──────── DATA FOR THIS TASK

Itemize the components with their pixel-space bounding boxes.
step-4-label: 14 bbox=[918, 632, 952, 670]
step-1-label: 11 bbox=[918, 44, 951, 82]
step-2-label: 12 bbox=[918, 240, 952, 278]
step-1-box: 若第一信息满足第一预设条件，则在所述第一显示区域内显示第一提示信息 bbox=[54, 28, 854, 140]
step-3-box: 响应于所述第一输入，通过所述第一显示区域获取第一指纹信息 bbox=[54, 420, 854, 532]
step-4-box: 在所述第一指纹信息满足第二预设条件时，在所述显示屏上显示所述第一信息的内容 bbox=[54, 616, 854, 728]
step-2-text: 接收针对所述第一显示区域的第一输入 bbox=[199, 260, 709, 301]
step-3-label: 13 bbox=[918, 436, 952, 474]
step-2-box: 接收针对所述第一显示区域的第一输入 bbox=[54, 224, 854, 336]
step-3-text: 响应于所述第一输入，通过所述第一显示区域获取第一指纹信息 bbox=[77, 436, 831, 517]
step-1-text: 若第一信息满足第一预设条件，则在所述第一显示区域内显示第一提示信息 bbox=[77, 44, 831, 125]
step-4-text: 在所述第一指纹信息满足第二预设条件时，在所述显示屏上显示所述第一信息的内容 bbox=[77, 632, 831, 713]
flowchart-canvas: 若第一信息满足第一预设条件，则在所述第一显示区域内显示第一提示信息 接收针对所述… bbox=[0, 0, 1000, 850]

────────────────

EXERCISE INSTRUCTIONS:
Present every line of the entries above as a Markdown table with two columns, Row for the row number and Line for the line itself, and leave out any blank lines.

ANSWER TO THE EXERCISE:
| Row | Line |
|---|---|
| 1 | Itemize the components with their pixel-space bounding boxes. |
| 2 | step-4-label: 14 bbox=[918, 632, 952, 670] |
| 3 | step-1-label: 11 bbox=[918, 44, 951, 82] |
| 4 | step-2-label: 12 bbox=[918, 240, 952, 278] |
| 5 | step-1-box: 若第一信息满足第一预设条件，则在所述第一显示区域内显示第一提示信息 bbox=[54, 28, 854, 140] |
| 6 | step-3-box: 响应于所述第一输入，通过所述第一显示区域获取第一指纹信息 bbox=[54, 420, 854, 532] |
| 7 | step-4-box: 在所述第一指纹信息满足第二预设条件时，在所述显示屏上显示所述第一信息的内容 bbox=[54, 616, 854, 728] |
| 8 | step-2-text: 接收针对所述第一显示区域的第一输入 bbox=[199, 260, 709, 301] |
| 9 | step-3-label: 13 bbox=[918, 436, 952, 474] |
| 10 | step-2-box: 接收针对所述第一显示区域的第一输入 bbox=[54, 224, 854, 336] |
| 11 | step-3-text: 响应于所述第一输入，通过所述第一显示区域获取第一指纹信息 bbox=[77, 436, 831, 517] |
| 12 | step-1-text: 若第一信息满足第一预设条件，则在所述第一显示区域内显示第一提示信息 bbox=[77, 44, 831, 125] |
| 13 | step-4-text: 在所述第一指纹信息满足第二预设条件时，在所述显示屏上显示所述第一信息的内容 bbox=[77, 632, 831, 713] |
| 14 | flowchart-canvas: 若第一信息满足第一预设条件，则在所述第一显示区域内显示第一提示信息 接收针对所述… bbox=[0, 0, 1000, 850] |